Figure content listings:
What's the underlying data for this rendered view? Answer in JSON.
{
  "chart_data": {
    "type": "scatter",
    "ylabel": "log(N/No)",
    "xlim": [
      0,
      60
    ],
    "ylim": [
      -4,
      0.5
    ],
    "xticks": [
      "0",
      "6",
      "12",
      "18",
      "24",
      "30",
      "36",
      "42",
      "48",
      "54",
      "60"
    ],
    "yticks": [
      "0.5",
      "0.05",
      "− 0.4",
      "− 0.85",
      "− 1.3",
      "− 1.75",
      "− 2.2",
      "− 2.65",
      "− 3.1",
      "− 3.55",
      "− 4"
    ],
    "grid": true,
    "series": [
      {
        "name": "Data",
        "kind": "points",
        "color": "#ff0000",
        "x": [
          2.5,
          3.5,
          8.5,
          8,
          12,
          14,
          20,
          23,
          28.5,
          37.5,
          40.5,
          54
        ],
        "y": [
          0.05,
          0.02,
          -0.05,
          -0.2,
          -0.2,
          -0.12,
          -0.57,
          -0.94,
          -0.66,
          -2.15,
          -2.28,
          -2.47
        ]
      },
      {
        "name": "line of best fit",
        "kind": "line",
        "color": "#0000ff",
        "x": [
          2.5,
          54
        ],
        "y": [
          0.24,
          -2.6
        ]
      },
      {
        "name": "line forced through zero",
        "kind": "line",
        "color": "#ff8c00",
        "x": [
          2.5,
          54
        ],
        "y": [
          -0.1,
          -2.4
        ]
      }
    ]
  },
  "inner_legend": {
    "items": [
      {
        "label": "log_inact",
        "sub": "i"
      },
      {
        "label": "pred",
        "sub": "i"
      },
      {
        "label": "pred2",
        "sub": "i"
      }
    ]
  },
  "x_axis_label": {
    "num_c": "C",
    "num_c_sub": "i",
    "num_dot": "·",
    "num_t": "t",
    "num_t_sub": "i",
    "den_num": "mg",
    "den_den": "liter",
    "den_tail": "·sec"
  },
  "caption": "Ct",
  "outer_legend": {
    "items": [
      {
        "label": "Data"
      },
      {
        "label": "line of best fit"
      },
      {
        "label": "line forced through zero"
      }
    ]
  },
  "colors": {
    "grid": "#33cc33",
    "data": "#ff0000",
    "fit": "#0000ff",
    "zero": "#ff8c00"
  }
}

Problem:
Find the word "zero" in the entries, and copy every line it shows up in.

Reply:
        "name": "line forced through zero",
        "label": "line forced through zero"
    "zero": "#ff8c00"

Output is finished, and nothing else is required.